» Instructions for the task: Extract the records below word for word and ignore the images.

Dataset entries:
════════

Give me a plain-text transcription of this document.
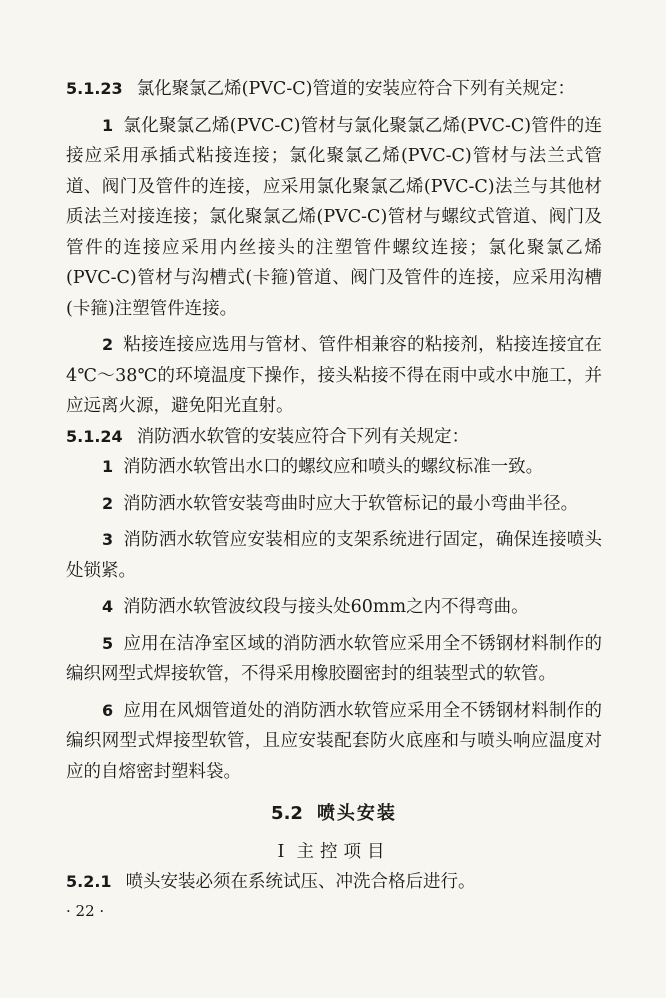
5.1.23 氯化聚氯乙烯(PVC-C)管道的安装应符合下列有关规定：

1 氯化聚氯乙烯(PVC-C)管材与氯化聚氯乙烯(PVC-C)管件的连接应采用承插式粘接连接；氯化聚氯乙烯(PVC-C)管材与法兰式管道、阀门及管件的连接，应采用氯化聚氯乙烯(PVC-C)法兰与其他材质法兰对接连接；氯化聚氯乙烯(PVC-C)管材与螺纹式管道、阀门及管件的连接应采用内丝接头的注塑管件螺纹连接；氯化聚氯乙烯(PVC-C)管材与沟槽式(卡箍)管道、阀门及管件的连接，应采用沟槽(卡箍)注塑管件连接。

2 粘接连接应选用与管材、管件相兼容的粘接剂，粘接连接宜在4℃～38℃的环境温度下操作，接头粘接不得在雨中或水中施工，并应远离火源，避免阳光直射。

5.1.24 消防洒水软管的安装应符合下列有关规定：

1 消防洒水软管出水口的螺纹应和喷头的螺纹标准一致。

2 消防洒水软管安装弯曲时应大于软管标记的最小弯曲半径。

3 消防洒水软管应安装相应的支架系统进行固定，确保连接喷头处锁紧。

4 消防洒水软管波纹段与接头处60mm之内不得弯曲。

5 应用在洁净室区域的消防洒水软管应采用全不锈钢材料制作的编织网型式焊接软管，不得采用橡胶圈密封的组装型式的软管。

6 应用在风烟管道处的消防洒水软管应采用全不锈钢材料制作的编织网型式焊接型软管，且应安装配套防火底座和与喷头响应温度对应的自熔密封塑料袋。

5.2 喷头安装

Ⅰ 主控项目

5.2.1 喷头安装必须在系统试压、冲洗合格后进行。

· 22 ·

════════

» Expected answer:
Give me a plain-text transcription of this document.
5.1.23 氯化聚氯乙烯(PVC-C)管道的安装应符合下列有关规定：

1 氯化聚氯乙烯(PVC-C)管材与氯化聚氯乙烯(PVC-C)管件的连接应采用承插式粘接连接；氯化聚氯乙烯(PVC-C)管材与法兰式管道、阀门及管件的连接，应采用氯化聚氯乙烯(PVC-C)法兰与其他材质法兰对接连接；氯化聚氯乙烯(PVC-C)管材与螺纹式管道、阀门及管件的连接应采用内丝接头的注塑管件螺纹连接；氯化聚氯乙烯(PVC-C)管材与沟槽式(卡箍)管道、阀门及管件的连接，应采用沟槽(卡箍)注塑管件连接。

2 粘接连接应选用与管材、管件相兼容的粘接剂，粘接连接宜在4℃～38℃的环境温度下操作，接头粘接不得在雨中或水中施工，并应远离火源，避免阳光直射。

5.1.24 消防洒水软管的安装应符合下列有关规定：

1 消防洒水软管出水口的螺纹应和喷头的螺纹标准一致。

2 消防洒水软管安装弯曲时应大于软管标记的最小弯曲半径。

3 消防洒水软管应安装相应的支架系统进行固定，确保连接喷头处锁紧。

4 消防洒水软管波纹段与接头处60mm之内不得弯曲。

5 应用在洁净室区域的消防洒水软管应采用全不锈钢材料制作的编织网型式焊接软管，不得采用橡胶圈密封的组装型式的软管。

6 应用在风烟管道处的消防洒水软管应采用全不锈钢材料制作的编织网型式焊接型软管，且应安装配套防火底座和与喷头响应温度对应的自熔密封塑料袋。

5.2 喷头安装

Ⅰ 主控项目

5.2.1 喷头安装必须在系统试压、冲洗合格后进行。

· 22 ·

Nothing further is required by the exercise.